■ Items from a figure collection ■
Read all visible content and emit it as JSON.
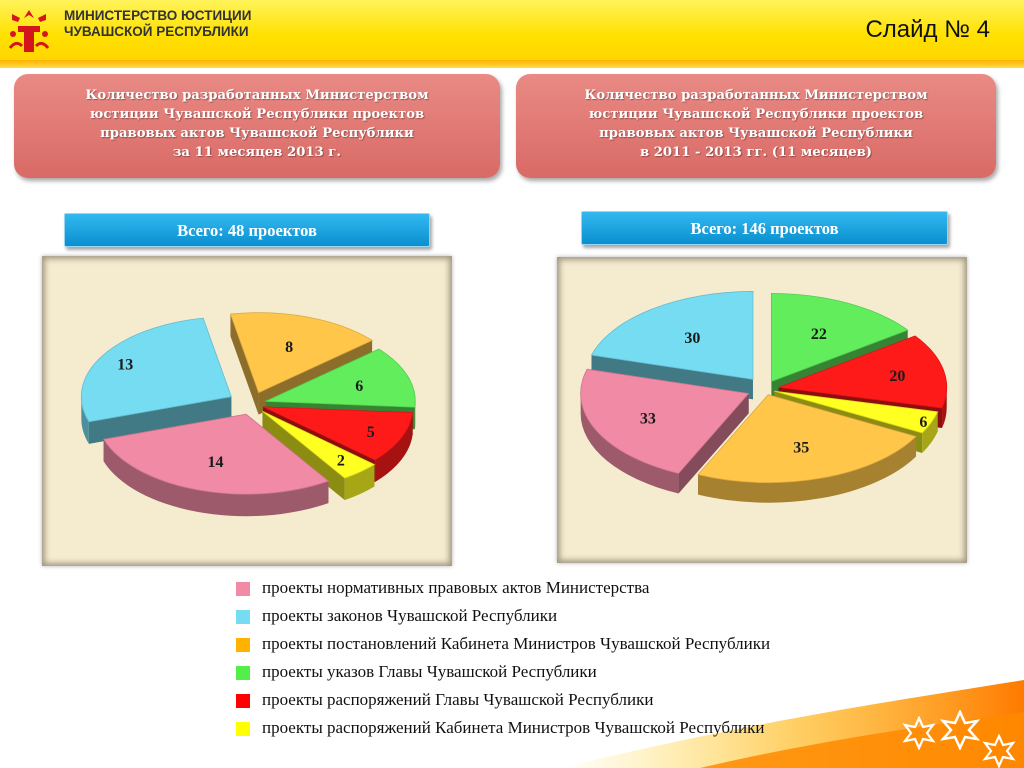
{
  "header": {
    "ministry_line1": "МИНИСТЕРСТВО ЮСТИЦИИ",
    "ministry_line2": "ЧУВАШСКОЙ РЕСПУБЛИКИ",
    "slide_number": "Слайд № 4"
  },
  "panels": {
    "left": {
      "lines": [
        "Количество разработанных Министерством",
        "юстиции Чувашской Республики проектов",
        "правовых актов Чувашской Республики",
        "за 11 месяцев 2013 г."
      ]
    },
    "right": {
      "lines": [
        "Количество разработанных Министерством",
        "юстиции Чувашской Республики проектов",
        "правовых актов Чувашской Республики",
        "в 2011 - 2013 гг. (11 месяцев)"
      ]
    }
  },
  "totals": {
    "left": "Всего: 48 проектов",
    "right": "Всего: 146 проектов"
  },
  "colors": {
    "pink": "#f08aa5",
    "cyan": "#76dcf2",
    "orange": "#ffc64a",
    "green": "#62ee5c",
    "red": "#ff1a1a",
    "yellow": "#ffff22",
    "header_yellow": "#ffe100",
    "panel_red": "#dc7370",
    "total_blue": "#1ba4e0"
  },
  "legend": [
    {
      "label": "проекты нормативных правовых актов Министерства",
      "color": "#f08aa5"
    },
    {
      "label": "проекты законов Чувашской Республики",
      "color": "#76dcf2"
    },
    {
      "label": "проекты постановлений Кабинета Министров Чувашской Республики",
      "color": "#ffb300"
    },
    {
      "label": "проекты указов Главы Чувашской Республики",
      "color": "#52ee4a"
    },
    {
      "label": "проекты распоряжений Главы Чувашской Республики",
      "color": "#ff0000"
    },
    {
      "label": "проекты распоряжений Кабинета Министров Чувашской Республики",
      "color": "#ffff00"
    }
  ],
  "chart_data": [
    {
      "type": "pie",
      "title": "Всего: 48 проектов",
      "categories": [
        "проекты нормативных правовых актов Министерства",
        "проекты законов Чувашской Республики",
        "проекты постановлений Кабинета Министров Чувашской Республики",
        "проекты указов Главы Чувашской Республики",
        "проекты распоряжений Главы Чувашской Республики",
        "проекты распоряжений Кабинета Министров Чувашской Республики"
      ],
      "values": [
        14,
        13,
        8,
        6,
        5,
        2
      ],
      "data_labels": [
        "14",
        "13",
        "8",
        "6",
        "5",
        "2"
      ],
      "legend_placement": "bottom",
      "exploded": true
    },
    {
      "type": "pie",
      "title": "Всего: 146 проектов",
      "categories": [
        "проекты нормативных правовых актов Министерства",
        "проекты законов Чувашской Республики",
        "проекты постановлений Кабинета Министров Чувашской Республики",
        "проекты указов Главы Чувашской Республики",
        "проекты распоряжений Главы Чувашской Республики",
        "проекты распоряжений Кабинета Министров Чувашской Республики"
      ],
      "values": [
        33,
        30,
        35,
        22,
        20,
        6
      ],
      "data_labels": [
        "33",
        "30",
        "35",
        "22",
        "20",
        "6"
      ],
      "legend_placement": "bottom",
      "exploded": true
    }
  ]
}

■ What is asked ■
Repeat the material above word for word, please, apart from its images.

■ Answer to the task ■
Read all visible content and emit it as JSON.
{
  "header": {
    "ministry_line1": "МИНИСТЕРСТВО ЮСТИЦИИ",
    "ministry_line2": "ЧУВАШСКОЙ РЕСПУБЛИКИ",
    "slide_number": "Слайд № 4"
  },
  "panels": {
    "left": {
      "lines": [
        "Количество разработанных Министерством",
        "юстиции Чувашской Республики проектов",
        "правовых актов Чувашской Республики",
        "за 11 месяцев 2013 г."
      ]
    },
    "right": {
      "lines": [
        "Количество разработанных Министерством",
        "юстиции Чувашской Республики проектов",
        "правовых актов Чувашской Республики",
        "в 2011 - 2013 гг. (11 месяцев)"
      ]
    }
  },
  "totals": {
    "left": "Всего: 48 проектов",
    "right": "Всего: 146 проектов"
  },
  "colors": {
    "pink": "#f08aa5",
    "cyan": "#76dcf2",
    "orange": "#ffc64a",
    "green": "#62ee5c",
    "red": "#ff1a1a",
    "yellow": "#ffff22",
    "header_yellow": "#ffe100",
    "panel_red": "#dc7370",
    "total_blue": "#1ba4e0"
  },
  "legend": [
    {
      "label": "проекты нормативных правовых актов Министерства",
      "color": "#f08aa5"
    },
    {
      "label": "проекты законов Чувашской Республики",
      "color": "#76dcf2"
    },
    {
      "label": "проекты постановлений Кабинета Министров Чувашской Республики",
      "color": "#ffb300"
    },
    {
      "label": "проекты указов Главы Чувашской Республики",
      "color": "#52ee4a"
    },
    {
      "label": "проекты распоряжений Главы Чувашской Республики",
      "color": "#ff0000"
    },
    {
      "label": "проекты распоряжений Кабинета Министров Чувашской Республики",
      "color": "#ffff00"
    }
  ],
  "chart_data": [
    {
      "type": "pie",
      "title": "Всего: 48 проектов",
      "categories": [
        "проекты нормативных правовых актов Министерства",
        "проекты законов Чувашской Республики",
        "проекты постановлений Кабинета Министров Чувашской Республики",
        "проекты указов Главы Чувашской Республики",
        "проекты распоряжений Главы Чувашской Республики",
        "проекты распоряжений Кабинета Министров Чувашской Республики"
      ],
      "values": [
        14,
        13,
        8,
        6,
        5,
        2
      ],
      "data_labels": [
        "14",
        "13",
        "8",
        "6",
        "5",
        "2"
      ],
      "legend_placement": "bottom",
      "exploded": true
    },
    {
      "type": "pie",
      "title": "Всего: 146 проектов",
      "categories": [
        "проекты нормативных правовых актов Министерства",
        "проекты законов Чувашской Республики",
        "проекты постановлений Кабинета Министров Чувашской Республики",
        "проекты указов Главы Чувашской Республики",
        "проекты распоряжений Главы Чувашской Республики",
        "проекты распоряжений Кабинета Министров Чувашской Республики"
      ],
      "values": [
        33,
        30,
        35,
        22,
        20,
        6
      ],
      "data_labels": [
        "33",
        "30",
        "35",
        "22",
        "20",
        "6"
      ],
      "legend_placement": "bottom",
      "exploded": true
    }
  ]
}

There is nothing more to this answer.